» **WRITTEN REQUEST 1**: Using the news text about the Stanford band's parody, explain why the band's manager offered no apology.
» **WRITTEN REQUEST 2**: Write the next part of the excerpted news text, picking up right after its final sentence.

» **EXCERPTED TEXT**:
Catholics Find Stanford Band’s Parody Sinful

From Staff And Wire Reports

Stanford’s athletic director has apologized to local Catholic school officials angered by last weekend’s football pregame and halftime shows by the university’s notorious band.

Ted Leland issued a written apology to more than 30 administrators who signed a letter condemning the band’s shows, performed during Saturday’s Stanford-Notre Dame game.

The shows featured a parody of the Irish potato famine, a mock debate between a Catholic cardinal and the devil, and referred to the Irish as “stinking drunks.”

Leland’s apology called the band’s act tasteless.

“In their sophomoric attempt at humor, the band crossed the line from funny to obnoxious and offensive,” he wrote.

School officials, however, said they planned no sanctions against the band.

Scott McKissen, the band’s manager, offered no apology. He said Tuesday that people offended by the performance are overreacting.

“Our shows are always misconstrued by people, whether they take a line out of context or whatever,” McKissen said. “Our field show was meant to poke fun at the Notre Dame mascot (the Fighting Irish) and not a group of people.

“Unfortunately some people took it far more seriously than it was intended.”

Cal can’t blame the Vandals

It once appeared to be a meaningless date on the schedule, a non-conference game at a faraway place, against a school better known for producing Karl Malone than Terry Bradshaw.

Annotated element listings
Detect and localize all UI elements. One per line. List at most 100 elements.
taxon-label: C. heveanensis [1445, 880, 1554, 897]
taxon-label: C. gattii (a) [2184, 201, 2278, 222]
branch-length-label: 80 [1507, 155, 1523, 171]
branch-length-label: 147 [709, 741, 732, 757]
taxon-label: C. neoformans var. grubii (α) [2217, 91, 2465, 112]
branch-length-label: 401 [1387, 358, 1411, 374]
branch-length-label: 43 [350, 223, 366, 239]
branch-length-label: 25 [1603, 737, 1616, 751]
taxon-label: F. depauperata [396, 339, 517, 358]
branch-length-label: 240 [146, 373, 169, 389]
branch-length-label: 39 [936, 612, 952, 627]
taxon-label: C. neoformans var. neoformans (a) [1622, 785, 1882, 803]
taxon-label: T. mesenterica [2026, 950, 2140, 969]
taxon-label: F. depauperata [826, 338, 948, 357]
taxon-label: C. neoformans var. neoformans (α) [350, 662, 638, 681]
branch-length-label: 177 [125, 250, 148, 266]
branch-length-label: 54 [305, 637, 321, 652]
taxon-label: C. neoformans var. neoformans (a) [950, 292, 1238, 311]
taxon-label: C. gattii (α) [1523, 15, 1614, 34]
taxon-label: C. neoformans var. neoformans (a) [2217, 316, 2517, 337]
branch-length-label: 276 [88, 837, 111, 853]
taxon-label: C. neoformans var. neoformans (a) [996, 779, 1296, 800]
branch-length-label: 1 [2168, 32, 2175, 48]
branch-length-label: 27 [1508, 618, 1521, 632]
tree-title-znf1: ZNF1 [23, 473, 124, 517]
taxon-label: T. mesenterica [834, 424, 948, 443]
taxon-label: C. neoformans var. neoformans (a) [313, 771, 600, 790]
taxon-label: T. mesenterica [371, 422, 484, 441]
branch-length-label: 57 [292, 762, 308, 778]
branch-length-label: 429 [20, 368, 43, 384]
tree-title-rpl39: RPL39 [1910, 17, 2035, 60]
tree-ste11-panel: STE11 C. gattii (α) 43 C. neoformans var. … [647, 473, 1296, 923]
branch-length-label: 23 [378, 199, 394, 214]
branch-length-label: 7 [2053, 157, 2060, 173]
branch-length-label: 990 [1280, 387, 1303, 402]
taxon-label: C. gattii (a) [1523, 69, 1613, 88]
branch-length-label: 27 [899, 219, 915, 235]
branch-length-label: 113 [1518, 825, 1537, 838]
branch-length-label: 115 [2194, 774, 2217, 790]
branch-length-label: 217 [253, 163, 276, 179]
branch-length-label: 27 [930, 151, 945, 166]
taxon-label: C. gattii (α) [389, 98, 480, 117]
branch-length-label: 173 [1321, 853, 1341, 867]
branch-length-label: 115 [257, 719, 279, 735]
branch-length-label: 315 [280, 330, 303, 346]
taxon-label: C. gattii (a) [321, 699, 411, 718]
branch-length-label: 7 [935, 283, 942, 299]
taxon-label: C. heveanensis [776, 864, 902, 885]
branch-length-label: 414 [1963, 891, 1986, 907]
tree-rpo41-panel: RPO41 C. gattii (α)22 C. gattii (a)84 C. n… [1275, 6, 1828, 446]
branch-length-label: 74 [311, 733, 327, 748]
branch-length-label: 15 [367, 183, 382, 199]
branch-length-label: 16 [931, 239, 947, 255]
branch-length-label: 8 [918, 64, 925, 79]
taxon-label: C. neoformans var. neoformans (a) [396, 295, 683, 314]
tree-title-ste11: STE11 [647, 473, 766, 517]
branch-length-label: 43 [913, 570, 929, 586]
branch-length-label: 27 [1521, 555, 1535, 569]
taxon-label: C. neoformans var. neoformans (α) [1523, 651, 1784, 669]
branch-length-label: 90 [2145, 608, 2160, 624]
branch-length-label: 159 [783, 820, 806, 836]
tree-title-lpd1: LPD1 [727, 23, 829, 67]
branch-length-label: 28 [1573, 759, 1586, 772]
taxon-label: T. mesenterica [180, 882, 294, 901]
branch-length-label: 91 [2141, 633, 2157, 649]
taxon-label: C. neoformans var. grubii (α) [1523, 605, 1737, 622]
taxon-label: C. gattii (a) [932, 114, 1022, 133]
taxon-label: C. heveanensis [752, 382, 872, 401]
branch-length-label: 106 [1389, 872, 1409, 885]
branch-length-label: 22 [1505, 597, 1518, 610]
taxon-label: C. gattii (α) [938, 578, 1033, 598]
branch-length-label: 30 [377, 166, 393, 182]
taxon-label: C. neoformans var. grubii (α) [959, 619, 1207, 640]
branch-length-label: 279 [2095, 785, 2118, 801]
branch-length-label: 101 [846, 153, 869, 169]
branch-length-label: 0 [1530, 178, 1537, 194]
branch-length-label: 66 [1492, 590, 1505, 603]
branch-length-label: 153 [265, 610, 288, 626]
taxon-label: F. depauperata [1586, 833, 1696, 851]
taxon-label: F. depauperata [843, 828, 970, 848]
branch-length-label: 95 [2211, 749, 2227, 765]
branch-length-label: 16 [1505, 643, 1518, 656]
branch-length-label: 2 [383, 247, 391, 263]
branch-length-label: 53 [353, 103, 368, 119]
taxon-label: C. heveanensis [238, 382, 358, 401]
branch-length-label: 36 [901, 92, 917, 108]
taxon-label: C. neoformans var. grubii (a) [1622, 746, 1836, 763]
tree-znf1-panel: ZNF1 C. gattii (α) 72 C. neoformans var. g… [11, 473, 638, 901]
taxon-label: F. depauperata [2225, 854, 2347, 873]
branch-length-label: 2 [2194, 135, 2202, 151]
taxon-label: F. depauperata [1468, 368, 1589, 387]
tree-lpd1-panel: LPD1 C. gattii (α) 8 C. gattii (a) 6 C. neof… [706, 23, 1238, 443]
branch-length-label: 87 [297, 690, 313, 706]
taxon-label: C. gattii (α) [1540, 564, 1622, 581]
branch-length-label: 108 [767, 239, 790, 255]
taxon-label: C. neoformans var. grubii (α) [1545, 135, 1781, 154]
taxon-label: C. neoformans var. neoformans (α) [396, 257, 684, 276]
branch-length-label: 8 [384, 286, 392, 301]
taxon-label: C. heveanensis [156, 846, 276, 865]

» **TASK RESPONSE 1**: Scott McKissen believed that people offended by the performance were overreacting. He said the band's shows are always misconstrued and that the field show was meant to poke fun at the Notre Dame mascot, the Fighting Irish, rather than at a group of people.

» **TASK RESPONSE 2**:
California wouldn’t even have played Louisiana Tech in Shreveport were it not for the University of Idaho failing to attain formal NCAA Division I-A status.

When Louisiana Tech edged Cal 41-34 last Saturday, the Bears may have been tempted to blame it on Idaho. But all they have to do to find the culprit is look in the mirror.

In addition to having a long touchdown called back by penalty, the Bears lost the recovery of a Tech fumble deep inside Bulldogs’ territory because of a defensive holding call. And they aided three Tech scoring drives with critical penalties.

“We’re getting penalties for the same things,” first-year coach Tom Holmoe said. “These guys are just not learning.”

Things don’t get any easier for Cal. At 2-2, the Bears seem headed to 2-5, with their next three games against No. 10 Washington, No. 12 Washington State and No. 18 UCLA.

“It has to be a drastic emotional down to lose to Louisiana Tech,” said Washington coach Jim Lambright. “How is the squad going to handle it? This is dramatic. They started off great, then two losses, especially this last one, has to raise some real question marks.”

Brash Bruins

Forget Houston, which UCLA defeated 66-10, and forget Texas, which UCLA hammered 66-3. The 18th-ranked Bruins believe they’re ready for Florida, Penn State, Nebraska and anyone else in the Top 10.

“We’re really high on ourselves right now,” UCLA receiver Jim McElroy said. “We were watching Florida State-Miami, and I was thinking I wish we could play FSU.

“We feel like no matter who we line up against, we’ll put up 40 points and stop people from scoring.”

The Bruins, who opened the season with consecutive losses to Washington State and Tennessee, have won three straight for the first time in two years. Their offense has scored 172 points in the last three games. They’re averaging 46 points a game, tied for second in the nation.

UCLA offensive coordinator Al Borges took a more cautious approach: “I’m a guarded optimist. Every time I start thinking we’re pretty good, I get bitten on the butt.”

Oops

Oregon State is off to its best start since 1989, winning two of its first four games.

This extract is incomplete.